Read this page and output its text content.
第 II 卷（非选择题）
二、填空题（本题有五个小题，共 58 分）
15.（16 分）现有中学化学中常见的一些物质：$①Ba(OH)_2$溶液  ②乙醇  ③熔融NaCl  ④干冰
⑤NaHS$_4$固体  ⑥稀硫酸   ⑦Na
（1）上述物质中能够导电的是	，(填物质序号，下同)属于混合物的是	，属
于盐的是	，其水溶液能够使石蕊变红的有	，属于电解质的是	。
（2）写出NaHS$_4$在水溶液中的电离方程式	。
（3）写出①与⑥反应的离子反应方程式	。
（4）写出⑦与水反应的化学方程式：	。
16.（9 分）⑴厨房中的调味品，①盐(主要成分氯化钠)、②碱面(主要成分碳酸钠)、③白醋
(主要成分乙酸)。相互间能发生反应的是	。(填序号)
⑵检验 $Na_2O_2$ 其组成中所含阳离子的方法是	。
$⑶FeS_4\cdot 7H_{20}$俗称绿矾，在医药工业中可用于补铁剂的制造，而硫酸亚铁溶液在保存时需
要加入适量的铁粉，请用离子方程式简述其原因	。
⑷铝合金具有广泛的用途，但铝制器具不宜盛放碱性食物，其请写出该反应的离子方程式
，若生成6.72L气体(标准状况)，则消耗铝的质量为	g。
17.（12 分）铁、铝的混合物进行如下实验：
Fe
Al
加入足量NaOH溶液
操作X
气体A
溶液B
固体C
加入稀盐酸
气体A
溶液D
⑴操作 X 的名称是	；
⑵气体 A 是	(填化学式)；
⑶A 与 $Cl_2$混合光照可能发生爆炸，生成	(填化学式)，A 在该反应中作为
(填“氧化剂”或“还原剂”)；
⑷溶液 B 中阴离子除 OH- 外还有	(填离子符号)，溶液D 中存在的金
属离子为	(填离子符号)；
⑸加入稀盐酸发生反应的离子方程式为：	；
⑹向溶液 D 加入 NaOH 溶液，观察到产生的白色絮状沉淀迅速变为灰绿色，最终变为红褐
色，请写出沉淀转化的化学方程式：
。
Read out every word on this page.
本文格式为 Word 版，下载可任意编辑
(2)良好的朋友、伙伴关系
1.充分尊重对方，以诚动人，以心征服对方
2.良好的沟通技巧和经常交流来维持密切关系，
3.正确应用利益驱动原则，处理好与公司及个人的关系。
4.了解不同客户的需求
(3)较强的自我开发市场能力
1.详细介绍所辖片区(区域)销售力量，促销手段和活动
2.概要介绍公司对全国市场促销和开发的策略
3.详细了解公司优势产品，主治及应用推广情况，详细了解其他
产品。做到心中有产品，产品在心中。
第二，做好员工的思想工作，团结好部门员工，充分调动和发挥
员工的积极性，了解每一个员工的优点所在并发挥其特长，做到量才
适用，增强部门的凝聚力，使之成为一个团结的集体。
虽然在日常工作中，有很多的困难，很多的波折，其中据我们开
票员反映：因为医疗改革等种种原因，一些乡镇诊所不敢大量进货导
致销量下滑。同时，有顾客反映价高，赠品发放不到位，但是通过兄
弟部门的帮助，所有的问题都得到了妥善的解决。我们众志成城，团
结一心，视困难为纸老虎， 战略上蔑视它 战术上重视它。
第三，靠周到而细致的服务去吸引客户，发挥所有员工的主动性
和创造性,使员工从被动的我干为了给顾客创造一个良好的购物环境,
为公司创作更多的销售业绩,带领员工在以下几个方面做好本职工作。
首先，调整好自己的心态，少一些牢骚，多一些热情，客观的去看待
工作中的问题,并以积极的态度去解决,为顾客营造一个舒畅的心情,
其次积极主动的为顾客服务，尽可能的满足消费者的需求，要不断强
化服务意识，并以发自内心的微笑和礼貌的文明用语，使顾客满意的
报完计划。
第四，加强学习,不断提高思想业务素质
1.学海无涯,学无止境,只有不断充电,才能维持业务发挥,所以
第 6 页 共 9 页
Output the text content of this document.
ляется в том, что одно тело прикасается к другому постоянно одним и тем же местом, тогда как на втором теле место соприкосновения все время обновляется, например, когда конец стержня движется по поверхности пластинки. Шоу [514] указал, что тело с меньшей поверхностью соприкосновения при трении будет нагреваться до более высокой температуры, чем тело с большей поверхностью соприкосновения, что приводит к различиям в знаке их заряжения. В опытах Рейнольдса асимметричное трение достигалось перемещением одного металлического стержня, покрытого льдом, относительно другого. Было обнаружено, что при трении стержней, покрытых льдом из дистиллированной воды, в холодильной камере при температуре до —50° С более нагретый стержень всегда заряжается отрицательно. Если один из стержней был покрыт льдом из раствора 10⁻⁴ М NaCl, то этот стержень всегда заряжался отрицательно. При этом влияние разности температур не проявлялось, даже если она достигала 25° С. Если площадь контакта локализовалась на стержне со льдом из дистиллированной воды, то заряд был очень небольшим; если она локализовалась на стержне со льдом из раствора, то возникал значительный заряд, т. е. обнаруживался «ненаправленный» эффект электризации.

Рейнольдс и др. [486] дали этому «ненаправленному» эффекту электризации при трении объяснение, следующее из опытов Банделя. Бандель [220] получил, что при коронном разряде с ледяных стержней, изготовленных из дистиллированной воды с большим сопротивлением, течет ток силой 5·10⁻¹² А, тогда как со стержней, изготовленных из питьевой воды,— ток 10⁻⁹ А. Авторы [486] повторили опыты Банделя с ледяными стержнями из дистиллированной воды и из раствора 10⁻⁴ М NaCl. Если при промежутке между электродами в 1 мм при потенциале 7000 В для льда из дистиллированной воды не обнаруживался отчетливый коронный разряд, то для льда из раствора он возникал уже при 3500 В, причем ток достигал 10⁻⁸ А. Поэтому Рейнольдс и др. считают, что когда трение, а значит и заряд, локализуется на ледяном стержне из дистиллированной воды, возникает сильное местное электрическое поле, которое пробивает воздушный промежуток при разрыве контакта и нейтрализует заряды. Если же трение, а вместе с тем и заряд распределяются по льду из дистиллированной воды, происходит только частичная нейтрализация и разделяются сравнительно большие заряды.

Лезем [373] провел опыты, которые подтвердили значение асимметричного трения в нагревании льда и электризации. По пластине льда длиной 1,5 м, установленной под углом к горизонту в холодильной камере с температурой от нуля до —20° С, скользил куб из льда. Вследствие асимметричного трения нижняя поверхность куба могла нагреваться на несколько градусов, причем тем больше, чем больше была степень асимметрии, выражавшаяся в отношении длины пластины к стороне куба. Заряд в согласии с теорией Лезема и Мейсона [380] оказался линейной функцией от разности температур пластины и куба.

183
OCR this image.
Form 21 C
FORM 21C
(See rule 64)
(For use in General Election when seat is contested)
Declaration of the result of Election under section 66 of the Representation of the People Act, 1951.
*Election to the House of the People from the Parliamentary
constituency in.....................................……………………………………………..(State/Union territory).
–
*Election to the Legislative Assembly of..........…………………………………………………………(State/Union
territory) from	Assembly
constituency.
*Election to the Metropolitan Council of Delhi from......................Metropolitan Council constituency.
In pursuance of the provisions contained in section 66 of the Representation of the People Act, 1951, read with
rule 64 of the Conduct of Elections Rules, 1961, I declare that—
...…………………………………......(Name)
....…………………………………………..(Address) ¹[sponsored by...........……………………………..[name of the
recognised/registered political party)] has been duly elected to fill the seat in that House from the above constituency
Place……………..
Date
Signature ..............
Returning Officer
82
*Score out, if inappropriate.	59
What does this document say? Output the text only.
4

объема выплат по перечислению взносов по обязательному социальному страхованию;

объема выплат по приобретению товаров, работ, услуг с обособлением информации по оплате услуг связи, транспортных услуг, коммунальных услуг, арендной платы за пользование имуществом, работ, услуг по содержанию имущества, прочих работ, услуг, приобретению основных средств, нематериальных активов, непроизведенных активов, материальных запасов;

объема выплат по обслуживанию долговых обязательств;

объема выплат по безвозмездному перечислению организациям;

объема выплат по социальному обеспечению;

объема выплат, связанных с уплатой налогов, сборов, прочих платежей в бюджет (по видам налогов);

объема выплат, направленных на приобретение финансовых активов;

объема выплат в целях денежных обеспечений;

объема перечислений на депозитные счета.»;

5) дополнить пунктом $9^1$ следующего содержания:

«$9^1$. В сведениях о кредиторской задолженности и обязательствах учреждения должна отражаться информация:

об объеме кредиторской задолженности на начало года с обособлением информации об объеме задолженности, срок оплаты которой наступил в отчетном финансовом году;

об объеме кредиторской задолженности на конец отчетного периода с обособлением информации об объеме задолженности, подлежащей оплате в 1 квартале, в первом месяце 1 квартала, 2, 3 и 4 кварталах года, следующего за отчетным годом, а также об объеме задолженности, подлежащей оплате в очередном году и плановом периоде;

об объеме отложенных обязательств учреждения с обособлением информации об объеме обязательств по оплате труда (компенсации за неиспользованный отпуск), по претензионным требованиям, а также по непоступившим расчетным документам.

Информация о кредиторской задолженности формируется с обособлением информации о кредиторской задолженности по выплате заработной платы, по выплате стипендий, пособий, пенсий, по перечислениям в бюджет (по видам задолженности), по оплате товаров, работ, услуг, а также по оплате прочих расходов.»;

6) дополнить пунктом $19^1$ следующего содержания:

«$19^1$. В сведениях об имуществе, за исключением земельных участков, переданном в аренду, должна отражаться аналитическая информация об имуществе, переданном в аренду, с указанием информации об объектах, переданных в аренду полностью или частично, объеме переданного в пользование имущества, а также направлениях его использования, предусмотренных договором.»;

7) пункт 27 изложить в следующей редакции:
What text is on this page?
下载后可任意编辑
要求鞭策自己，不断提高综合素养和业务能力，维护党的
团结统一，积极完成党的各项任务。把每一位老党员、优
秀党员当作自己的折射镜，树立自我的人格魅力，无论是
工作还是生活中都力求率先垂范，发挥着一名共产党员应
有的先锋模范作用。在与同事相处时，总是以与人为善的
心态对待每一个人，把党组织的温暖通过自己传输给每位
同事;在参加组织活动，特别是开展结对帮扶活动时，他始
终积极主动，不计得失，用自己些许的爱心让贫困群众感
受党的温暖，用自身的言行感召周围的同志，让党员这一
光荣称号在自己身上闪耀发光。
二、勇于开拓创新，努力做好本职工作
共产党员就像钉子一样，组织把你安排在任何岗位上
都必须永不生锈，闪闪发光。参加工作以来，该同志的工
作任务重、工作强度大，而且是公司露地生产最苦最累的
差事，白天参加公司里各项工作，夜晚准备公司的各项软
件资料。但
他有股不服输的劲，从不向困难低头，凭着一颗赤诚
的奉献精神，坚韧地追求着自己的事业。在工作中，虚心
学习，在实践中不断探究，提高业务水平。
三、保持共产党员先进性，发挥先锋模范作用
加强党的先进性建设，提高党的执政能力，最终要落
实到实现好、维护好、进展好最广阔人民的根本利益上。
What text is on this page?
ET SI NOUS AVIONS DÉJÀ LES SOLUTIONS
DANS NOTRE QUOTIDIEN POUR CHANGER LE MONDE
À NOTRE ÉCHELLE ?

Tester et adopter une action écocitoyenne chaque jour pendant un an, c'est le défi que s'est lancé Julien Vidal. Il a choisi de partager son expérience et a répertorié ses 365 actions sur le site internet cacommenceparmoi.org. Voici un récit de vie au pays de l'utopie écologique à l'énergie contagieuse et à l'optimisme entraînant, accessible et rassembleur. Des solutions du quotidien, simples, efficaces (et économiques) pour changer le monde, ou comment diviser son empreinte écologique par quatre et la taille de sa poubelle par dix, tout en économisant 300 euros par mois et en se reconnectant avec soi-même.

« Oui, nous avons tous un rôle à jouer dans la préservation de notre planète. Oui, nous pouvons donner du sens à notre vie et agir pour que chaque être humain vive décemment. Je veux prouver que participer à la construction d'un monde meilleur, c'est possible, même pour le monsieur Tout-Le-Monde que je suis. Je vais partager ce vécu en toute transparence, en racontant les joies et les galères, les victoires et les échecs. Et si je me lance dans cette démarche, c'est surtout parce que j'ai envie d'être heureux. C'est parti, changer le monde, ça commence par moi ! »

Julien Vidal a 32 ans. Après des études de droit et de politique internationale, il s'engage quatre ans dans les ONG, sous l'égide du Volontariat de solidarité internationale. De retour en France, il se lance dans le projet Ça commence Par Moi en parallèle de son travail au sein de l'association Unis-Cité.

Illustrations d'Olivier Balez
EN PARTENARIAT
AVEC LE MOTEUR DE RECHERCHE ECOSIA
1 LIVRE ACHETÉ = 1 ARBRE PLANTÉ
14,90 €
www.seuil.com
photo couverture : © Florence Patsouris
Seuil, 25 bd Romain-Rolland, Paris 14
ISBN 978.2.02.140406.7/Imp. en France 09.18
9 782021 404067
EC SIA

**Required task**.
List every line above that contains the word "State".

**Exercise answer**.
constituency in.....................................……………………………………………..(State/Union territory).
*Election to the Legislative Assembly of..........…………………………………………………………(State/Union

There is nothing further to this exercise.